▶ [Stored entries]:
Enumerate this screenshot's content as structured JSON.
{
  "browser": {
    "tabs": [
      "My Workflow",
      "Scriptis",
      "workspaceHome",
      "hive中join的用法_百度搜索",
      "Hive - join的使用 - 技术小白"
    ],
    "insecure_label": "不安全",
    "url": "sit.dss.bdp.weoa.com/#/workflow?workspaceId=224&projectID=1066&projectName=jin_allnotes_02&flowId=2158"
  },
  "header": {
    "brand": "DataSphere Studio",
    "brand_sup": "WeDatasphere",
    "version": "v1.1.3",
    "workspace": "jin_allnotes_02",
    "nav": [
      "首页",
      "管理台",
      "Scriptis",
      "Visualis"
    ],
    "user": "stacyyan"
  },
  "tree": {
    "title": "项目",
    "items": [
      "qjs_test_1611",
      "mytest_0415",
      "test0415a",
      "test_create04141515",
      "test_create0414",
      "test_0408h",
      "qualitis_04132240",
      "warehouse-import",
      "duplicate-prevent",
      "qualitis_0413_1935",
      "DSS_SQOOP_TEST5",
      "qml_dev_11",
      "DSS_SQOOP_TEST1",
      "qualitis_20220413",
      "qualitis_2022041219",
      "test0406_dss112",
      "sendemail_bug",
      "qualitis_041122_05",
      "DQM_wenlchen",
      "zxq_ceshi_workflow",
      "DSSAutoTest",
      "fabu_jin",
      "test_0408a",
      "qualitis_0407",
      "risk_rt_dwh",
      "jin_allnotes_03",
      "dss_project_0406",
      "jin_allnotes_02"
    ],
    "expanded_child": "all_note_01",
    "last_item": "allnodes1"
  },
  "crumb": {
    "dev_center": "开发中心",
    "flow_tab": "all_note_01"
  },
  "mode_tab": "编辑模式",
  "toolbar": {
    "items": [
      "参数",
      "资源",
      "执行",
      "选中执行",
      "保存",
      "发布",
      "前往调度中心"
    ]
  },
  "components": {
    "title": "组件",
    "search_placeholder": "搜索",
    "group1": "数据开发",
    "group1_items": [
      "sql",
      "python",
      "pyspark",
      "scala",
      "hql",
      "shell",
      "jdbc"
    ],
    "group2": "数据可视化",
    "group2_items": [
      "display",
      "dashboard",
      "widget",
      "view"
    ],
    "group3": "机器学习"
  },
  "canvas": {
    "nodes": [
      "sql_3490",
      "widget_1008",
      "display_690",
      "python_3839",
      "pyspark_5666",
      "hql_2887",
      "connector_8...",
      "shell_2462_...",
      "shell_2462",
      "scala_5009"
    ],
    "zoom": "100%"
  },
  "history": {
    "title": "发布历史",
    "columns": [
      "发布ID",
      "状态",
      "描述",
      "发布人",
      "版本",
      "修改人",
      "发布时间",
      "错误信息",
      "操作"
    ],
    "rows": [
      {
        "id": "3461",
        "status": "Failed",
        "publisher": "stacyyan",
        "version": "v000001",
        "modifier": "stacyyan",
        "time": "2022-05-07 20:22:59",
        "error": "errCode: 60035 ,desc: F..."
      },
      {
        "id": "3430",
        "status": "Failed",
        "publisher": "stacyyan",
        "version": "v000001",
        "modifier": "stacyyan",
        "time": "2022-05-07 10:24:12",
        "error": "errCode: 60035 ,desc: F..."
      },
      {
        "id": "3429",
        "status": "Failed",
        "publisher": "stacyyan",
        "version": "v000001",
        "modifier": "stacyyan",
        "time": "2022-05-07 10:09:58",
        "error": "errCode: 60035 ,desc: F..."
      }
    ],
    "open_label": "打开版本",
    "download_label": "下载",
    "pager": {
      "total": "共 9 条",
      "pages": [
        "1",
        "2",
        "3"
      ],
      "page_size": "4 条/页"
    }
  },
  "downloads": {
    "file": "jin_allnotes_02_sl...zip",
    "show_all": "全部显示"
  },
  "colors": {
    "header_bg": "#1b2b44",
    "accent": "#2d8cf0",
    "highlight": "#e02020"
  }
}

▶ [What this task involves]: Write out all of the records above exactly as they appear.

▶ [Answer to this exercise]:
Enumerate this screenshot's content as structured JSON.
{
  "browser": {
    "tabs": [
      "My Workflow",
      "Scriptis",
      "workspaceHome",
      "hive中join的用法_百度搜索",
      "Hive - join的使用 - 技术小白"
    ],
    "insecure_label": "不安全",
    "url": "sit.dss.bdp.weoa.com/#/workflow?workspaceId=224&projectID=1066&projectName=jin_allnotes_02&flowId=2158"
  },
  "header": {
    "brand": "DataSphere Studio",
    "brand_sup": "WeDatasphere",
    "version": "v1.1.3",
    "workspace": "jin_allnotes_02",
    "nav": [
      "首页",
      "管理台",
      "Scriptis",
      "Visualis"
    ],
    "user": "stacyyan"
  },
  "tree": {
    "title": "项目",
    "items": [
      "qjs_test_1611",
      "mytest_0415",
      "test0415a",
      "test_create04141515",
      "test_create0414",
      "test_0408h",
      "qualitis_04132240",
      "warehouse-import",
      "duplicate-prevent",
      "qualitis_0413_1935",
      "DSS_SQOOP_TEST5",
      "qml_dev_11",
      "DSS_SQOOP_TEST1",
      "qualitis_20220413",
      "qualitis_2022041219",
      "test0406_dss112",
      "sendemail_bug",
      "qualitis_041122_05",
      "DQM_wenlchen",
      "zxq_ceshi_workflow",
      "DSSAutoTest",
      "fabu_jin",
      "test_0408a",
      "qualitis_0407",
      "risk_rt_dwh",
      "jin_allnotes_03",
      "dss_project_0406",
      "jin_allnotes_02"
    ],
    "expanded_child": "all_note_01",
    "last_item": "allnodes1"
  },
  "crumb": {
    "dev_center": "开发中心",
    "flow_tab": "all_note_01"
  },
  "mode_tab": "编辑模式",
  "toolbar": {
    "items": [
      "参数",
      "资源",
      "执行",
      "选中执行",
      "保存",
      "发布",
      "前往调度中心"
    ]
  },
  "components": {
    "title": "组件",
    "search_placeholder": "搜索",
    "group1": "数据开发",
    "group1_items": [
      "sql",
      "python",
      "pyspark",
      "scala",
      "hql",
      "shell",
      "jdbc"
    ],
    "group2": "数据可视化",
    "group2_items": [
      "display",
      "dashboard",
      "widget",
      "view"
    ],
    "group3": "机器学习"
  },
  "canvas": {
    "nodes": [
      "sql_3490",
      "widget_1008",
      "display_690",
      "python_3839",
      "pyspark_5666",
      "hql_2887",
      "connector_8...",
      "shell_2462_...",
      "shell_2462",
      "scala_5009"
    ],
    "zoom": "100%"
  },
  "history": {
    "title": "发布历史",
    "columns": [
      "发布ID",
      "状态",
      "描述",
      "发布人",
      "版本",
      "修改人",
      "发布时间",
      "错误信息",
      "操作"
    ],
    "rows": [
      {
        "id": "3461",
        "status": "Failed",
        "publisher": "stacyyan",
        "version": "v000001",
        "modifier": "stacyyan",
        "time": "2022-05-07 20:22:59",
        "error": "errCode: 60035 ,desc: F..."
      },
      {
        "id": "3430",
        "status": "Failed",
        "publisher": "stacyyan",
        "version": "v000001",
        "modifier": "stacyyan",
        "time": "2022-05-07 10:24:12",
        "error": "errCode: 60035 ,desc: F..."
      },
      {
        "id": "3429",
        "status": "Failed",
        "publisher": "stacyyan",
        "version": "v000001",
        "modifier": "stacyyan",
        "time": "2022-05-07 10:09:58",
        "error": "errCode: 60035 ,desc: F..."
      }
    ],
    "open_label": "打开版本",
    "download_label": "下载",
    "pager": {
      "total": "共 9 条",
      "pages": [
        "1",
        "2",
        "3"
      ],
      "page_size": "4 条/页"
    }
  },
  "downloads": {
    "file": "jin_allnotes_02_sl...zip",
    "show_all": "全部显示"
  },
  "colors": {
    "header_bg": "#1b2b44",
    "accent": "#2d8cf0",
    "highlight": "#e02020"
  }
}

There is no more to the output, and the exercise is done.